— begin —

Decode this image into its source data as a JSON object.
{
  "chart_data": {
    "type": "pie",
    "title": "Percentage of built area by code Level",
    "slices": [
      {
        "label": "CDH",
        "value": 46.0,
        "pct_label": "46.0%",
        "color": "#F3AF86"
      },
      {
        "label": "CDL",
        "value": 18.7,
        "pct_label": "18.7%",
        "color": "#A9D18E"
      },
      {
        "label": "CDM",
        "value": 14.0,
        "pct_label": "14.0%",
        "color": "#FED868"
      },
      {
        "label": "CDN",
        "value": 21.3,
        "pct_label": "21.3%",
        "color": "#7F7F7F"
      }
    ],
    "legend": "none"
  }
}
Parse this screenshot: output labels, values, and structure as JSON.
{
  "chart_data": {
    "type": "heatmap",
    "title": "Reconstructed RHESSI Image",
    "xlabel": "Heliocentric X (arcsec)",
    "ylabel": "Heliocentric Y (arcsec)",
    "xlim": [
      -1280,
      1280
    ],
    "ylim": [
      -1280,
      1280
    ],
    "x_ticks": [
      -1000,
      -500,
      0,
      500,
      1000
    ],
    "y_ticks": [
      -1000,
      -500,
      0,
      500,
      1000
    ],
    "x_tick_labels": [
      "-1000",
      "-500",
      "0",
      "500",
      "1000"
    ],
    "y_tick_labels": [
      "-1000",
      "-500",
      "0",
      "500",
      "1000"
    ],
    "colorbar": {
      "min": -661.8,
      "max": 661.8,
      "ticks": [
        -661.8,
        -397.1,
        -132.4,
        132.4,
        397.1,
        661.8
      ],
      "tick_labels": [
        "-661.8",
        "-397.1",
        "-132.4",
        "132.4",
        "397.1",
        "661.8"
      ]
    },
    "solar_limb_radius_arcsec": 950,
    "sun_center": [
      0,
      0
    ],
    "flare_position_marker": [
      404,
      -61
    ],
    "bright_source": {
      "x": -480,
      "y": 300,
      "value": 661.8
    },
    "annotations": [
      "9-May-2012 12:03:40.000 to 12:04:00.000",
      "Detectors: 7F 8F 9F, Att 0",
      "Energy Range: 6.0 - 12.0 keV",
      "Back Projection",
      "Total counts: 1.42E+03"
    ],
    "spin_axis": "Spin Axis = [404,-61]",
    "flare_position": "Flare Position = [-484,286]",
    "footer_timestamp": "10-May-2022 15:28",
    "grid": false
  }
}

— end —

→ Work instructions
List every line above that contains the word "Heliocentric".

→ Solution for this exercise
    "xlabel": "Heliocentric X (arcsec)",
    "ylabel": "Heliocentric Y (arcsec)",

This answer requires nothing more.